§ **What is expected**: Give every line back verbatim, dropping all images.

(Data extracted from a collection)
______________________________
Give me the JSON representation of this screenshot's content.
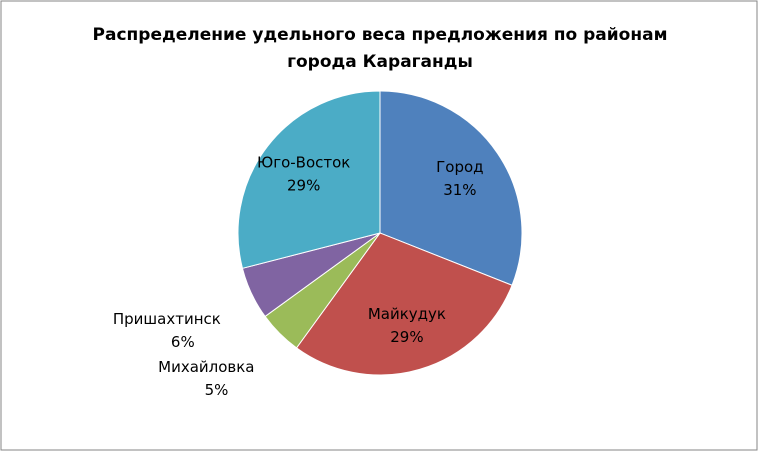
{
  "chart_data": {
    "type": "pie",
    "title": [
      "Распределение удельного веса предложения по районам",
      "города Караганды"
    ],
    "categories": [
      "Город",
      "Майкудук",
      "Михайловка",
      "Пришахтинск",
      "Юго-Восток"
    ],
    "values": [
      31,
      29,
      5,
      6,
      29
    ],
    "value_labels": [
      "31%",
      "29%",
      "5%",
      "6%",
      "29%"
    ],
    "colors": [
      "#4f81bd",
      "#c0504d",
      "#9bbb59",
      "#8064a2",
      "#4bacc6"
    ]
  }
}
______________________________
§ **Result of this task**:
Give me the JSON representation of this screenshot's content.
{
  "chart_data": {
    "type": "pie",
    "title": [
      "Распределение удельного веса предложения по районам",
      "города Караганды"
    ],
    "categories": [
      "Город",
      "Майкудук",
      "Михайловка",
      "Пришахтинск",
      "Юго-Восток"
    ],
    "values": [
      31,
      29,
      5,
      6,
      29
    ],
    "value_labels": [
      "31%",
      "29%",
      "5%",
      "6%",
      "29%"
    ],
    "colors": [
      "#4f81bd",
      "#c0504d",
      "#9bbb59",
      "#8064a2",
      "#4bacc6"
    ]
  }
}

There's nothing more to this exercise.